The input:
"""

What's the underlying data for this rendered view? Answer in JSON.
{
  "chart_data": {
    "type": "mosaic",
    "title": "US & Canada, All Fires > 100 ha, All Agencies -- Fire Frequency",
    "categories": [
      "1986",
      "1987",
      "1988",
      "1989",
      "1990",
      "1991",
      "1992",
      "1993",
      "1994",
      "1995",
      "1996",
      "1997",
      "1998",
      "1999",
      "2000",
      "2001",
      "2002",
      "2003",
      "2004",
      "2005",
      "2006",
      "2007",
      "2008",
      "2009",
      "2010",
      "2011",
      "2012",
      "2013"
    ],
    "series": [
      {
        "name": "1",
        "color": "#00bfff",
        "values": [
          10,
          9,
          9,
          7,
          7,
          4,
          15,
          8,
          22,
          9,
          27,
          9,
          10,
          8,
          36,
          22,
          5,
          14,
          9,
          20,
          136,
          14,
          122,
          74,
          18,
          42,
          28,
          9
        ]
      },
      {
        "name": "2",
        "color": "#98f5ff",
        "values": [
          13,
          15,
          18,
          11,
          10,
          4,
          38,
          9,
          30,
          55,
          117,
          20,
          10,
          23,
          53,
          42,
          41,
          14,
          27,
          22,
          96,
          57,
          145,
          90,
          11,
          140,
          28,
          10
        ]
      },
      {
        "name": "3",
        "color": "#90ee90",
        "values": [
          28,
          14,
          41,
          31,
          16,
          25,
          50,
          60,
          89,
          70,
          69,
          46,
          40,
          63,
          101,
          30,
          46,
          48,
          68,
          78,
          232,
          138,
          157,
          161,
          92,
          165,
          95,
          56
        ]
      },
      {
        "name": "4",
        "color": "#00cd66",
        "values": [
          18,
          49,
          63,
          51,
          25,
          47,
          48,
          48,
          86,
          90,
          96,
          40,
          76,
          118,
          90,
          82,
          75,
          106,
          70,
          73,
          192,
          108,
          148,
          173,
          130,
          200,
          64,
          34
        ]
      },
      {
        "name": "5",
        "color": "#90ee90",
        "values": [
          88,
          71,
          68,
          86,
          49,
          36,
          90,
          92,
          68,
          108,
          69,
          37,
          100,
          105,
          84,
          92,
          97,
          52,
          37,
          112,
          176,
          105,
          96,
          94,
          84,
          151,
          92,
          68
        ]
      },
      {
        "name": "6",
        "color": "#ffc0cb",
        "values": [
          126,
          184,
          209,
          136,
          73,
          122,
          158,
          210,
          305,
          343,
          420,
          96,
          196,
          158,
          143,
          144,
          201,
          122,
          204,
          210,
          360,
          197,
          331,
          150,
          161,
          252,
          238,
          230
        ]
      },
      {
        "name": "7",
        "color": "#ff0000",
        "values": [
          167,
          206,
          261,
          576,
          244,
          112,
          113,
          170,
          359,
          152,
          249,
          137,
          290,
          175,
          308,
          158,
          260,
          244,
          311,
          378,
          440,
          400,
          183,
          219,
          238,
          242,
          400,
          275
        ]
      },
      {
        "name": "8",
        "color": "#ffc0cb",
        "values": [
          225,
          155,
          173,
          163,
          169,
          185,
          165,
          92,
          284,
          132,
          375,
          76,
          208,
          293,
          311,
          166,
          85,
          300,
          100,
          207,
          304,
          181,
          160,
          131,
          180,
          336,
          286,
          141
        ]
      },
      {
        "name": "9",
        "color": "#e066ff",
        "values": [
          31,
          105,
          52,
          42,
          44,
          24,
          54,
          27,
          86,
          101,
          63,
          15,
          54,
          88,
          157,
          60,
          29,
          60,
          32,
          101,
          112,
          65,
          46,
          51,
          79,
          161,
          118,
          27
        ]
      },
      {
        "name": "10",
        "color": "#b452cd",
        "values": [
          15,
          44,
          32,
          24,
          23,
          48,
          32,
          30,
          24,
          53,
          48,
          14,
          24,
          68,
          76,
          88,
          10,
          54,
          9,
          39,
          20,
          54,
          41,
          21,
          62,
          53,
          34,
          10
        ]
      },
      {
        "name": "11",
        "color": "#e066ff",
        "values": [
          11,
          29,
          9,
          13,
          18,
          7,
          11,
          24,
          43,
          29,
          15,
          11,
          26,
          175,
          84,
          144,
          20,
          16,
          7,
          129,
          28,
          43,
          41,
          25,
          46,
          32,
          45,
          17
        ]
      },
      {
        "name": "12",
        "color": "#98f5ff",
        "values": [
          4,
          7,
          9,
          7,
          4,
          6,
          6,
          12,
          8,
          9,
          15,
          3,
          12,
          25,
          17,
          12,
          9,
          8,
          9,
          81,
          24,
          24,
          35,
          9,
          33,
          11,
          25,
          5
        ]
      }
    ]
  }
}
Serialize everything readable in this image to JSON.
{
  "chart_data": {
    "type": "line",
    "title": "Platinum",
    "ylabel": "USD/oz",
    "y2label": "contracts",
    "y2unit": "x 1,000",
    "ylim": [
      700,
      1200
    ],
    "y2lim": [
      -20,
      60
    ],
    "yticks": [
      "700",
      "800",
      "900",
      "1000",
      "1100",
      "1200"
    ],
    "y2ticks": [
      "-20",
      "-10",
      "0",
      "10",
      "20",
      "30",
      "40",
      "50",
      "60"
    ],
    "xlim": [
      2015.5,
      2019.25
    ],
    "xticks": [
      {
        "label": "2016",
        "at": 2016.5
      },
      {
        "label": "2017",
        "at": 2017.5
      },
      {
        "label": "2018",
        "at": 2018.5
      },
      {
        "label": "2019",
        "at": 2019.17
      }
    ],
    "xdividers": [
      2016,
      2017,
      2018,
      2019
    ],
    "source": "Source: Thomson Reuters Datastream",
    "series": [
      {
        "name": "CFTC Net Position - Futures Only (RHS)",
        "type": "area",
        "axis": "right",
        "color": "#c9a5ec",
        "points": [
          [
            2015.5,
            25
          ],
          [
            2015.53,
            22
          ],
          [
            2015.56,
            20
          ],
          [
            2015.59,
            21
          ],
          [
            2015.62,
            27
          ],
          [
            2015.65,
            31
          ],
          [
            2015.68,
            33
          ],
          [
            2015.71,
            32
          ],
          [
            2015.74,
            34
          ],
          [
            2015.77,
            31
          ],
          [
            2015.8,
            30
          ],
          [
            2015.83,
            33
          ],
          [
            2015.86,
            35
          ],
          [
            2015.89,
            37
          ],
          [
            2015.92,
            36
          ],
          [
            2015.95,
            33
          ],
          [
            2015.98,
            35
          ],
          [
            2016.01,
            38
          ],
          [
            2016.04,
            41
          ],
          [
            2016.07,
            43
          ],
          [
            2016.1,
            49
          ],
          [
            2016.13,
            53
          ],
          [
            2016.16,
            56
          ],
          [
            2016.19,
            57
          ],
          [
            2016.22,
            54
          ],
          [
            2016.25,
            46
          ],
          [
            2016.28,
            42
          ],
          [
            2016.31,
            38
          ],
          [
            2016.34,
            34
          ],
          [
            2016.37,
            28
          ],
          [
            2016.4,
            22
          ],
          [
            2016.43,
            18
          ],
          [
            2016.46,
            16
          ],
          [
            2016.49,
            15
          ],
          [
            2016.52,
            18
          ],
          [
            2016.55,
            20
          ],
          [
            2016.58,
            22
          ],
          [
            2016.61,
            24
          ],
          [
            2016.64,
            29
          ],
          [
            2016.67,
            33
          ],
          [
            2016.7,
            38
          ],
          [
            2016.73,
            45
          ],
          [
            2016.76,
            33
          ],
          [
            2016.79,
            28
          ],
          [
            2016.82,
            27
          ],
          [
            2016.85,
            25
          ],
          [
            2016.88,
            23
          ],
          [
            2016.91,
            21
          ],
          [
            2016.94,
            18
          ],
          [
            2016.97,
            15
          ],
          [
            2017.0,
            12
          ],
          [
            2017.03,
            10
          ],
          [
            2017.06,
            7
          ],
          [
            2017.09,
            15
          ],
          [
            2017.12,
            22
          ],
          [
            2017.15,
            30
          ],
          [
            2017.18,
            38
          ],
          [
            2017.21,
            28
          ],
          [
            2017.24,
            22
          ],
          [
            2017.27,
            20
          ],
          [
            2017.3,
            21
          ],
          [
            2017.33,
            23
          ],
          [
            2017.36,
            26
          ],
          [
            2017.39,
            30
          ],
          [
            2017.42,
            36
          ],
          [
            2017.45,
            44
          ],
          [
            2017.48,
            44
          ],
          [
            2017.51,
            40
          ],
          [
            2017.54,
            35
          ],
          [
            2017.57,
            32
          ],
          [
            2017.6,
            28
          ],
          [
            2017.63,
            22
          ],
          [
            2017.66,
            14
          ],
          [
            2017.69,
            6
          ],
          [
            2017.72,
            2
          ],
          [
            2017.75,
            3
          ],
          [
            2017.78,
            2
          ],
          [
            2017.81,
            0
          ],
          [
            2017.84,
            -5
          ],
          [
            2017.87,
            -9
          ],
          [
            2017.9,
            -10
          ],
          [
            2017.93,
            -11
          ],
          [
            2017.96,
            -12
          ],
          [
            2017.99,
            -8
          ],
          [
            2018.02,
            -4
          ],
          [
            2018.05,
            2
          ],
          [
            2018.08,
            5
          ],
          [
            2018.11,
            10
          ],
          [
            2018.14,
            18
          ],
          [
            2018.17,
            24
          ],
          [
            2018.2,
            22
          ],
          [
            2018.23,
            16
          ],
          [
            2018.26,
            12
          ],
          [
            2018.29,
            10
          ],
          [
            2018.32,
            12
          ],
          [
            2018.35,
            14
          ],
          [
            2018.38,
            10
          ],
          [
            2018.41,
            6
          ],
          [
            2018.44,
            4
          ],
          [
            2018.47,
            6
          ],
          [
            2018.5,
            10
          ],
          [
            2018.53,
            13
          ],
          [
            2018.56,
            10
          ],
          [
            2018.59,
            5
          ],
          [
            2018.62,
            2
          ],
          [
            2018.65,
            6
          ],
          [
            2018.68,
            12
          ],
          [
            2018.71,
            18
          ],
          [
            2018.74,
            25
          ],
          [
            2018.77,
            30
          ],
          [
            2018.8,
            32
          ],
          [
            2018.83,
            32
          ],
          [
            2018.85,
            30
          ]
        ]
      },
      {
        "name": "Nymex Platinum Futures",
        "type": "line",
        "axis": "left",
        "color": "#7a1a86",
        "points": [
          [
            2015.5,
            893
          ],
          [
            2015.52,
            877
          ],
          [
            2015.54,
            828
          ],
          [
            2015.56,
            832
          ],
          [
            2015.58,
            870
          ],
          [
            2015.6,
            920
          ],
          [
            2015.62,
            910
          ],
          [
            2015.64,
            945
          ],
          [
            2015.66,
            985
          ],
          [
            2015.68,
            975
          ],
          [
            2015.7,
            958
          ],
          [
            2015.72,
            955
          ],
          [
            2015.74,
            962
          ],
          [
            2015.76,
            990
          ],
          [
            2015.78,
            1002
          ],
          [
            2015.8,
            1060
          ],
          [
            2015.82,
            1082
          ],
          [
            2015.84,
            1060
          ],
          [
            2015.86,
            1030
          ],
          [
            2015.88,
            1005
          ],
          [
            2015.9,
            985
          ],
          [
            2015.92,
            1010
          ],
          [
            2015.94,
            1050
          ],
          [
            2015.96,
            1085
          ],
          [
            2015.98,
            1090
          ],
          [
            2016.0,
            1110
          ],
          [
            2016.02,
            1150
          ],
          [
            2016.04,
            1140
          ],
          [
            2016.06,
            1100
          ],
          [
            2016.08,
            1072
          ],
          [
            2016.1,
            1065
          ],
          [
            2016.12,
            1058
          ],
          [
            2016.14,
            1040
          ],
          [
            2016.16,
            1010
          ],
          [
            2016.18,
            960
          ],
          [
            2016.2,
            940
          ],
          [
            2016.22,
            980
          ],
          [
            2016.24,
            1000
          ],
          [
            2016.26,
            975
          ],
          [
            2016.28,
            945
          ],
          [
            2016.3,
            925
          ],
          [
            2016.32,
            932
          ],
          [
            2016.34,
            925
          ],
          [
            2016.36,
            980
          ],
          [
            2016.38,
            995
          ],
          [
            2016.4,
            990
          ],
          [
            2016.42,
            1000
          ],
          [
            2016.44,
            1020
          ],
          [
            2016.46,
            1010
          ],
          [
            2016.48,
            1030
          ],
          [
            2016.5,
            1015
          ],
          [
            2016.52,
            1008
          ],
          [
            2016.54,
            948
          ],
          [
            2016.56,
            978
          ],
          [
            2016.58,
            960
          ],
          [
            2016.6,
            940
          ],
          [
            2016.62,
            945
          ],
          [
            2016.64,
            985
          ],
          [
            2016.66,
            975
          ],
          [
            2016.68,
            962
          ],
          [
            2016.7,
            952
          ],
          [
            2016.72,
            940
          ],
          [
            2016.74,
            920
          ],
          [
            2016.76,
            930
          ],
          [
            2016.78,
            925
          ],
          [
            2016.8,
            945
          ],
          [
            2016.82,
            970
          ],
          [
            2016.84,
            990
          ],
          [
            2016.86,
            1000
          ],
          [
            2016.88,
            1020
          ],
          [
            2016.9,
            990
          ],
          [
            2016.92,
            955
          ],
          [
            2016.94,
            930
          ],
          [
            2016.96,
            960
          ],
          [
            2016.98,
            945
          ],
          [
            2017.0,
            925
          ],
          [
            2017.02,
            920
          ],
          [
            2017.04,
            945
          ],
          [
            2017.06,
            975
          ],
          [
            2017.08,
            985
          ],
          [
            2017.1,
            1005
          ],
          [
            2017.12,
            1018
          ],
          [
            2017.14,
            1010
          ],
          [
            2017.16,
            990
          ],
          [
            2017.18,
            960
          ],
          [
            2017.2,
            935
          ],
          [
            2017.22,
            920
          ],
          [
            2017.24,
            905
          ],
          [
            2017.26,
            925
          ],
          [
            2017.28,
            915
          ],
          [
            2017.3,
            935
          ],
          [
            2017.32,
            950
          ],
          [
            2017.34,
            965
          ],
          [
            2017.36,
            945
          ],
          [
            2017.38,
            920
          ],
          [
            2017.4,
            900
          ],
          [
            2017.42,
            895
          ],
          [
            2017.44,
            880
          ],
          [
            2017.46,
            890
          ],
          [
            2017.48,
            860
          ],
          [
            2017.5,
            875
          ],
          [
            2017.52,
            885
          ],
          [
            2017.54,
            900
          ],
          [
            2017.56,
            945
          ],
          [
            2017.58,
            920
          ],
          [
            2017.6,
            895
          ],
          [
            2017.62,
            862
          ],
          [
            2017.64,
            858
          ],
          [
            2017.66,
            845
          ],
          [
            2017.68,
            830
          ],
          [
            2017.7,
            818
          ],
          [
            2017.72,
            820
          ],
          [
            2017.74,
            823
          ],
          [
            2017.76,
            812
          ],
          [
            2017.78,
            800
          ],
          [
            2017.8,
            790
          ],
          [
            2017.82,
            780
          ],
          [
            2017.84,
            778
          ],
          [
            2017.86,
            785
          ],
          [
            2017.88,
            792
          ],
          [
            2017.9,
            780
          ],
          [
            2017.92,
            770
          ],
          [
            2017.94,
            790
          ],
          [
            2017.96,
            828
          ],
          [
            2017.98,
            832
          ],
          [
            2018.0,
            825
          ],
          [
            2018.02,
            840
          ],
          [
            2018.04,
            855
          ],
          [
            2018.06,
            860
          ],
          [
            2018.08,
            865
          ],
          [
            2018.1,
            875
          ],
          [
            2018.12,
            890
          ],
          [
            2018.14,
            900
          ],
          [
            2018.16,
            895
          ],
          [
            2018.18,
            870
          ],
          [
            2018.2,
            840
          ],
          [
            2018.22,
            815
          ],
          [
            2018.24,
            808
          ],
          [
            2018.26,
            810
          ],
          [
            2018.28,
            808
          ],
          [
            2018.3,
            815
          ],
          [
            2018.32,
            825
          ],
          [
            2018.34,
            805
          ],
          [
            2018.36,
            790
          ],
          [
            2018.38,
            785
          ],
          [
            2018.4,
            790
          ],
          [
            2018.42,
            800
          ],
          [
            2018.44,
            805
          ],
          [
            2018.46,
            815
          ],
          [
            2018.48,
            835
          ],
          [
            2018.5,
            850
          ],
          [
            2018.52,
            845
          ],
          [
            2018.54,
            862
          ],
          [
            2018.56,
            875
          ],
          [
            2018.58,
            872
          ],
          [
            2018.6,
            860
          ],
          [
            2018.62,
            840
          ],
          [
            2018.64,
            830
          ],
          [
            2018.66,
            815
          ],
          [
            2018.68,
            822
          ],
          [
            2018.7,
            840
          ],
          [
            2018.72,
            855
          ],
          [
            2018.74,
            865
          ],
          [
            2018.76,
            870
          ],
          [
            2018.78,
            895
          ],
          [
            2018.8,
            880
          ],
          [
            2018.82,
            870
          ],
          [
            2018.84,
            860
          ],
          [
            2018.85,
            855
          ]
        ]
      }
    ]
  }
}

"""

Do this:
Select all lines in the listing above where the word "type" appears, and show them.

Output for this exercise:
    "type": "mosaic",
    "type": "line",
        "type": "area",
        "type": "line",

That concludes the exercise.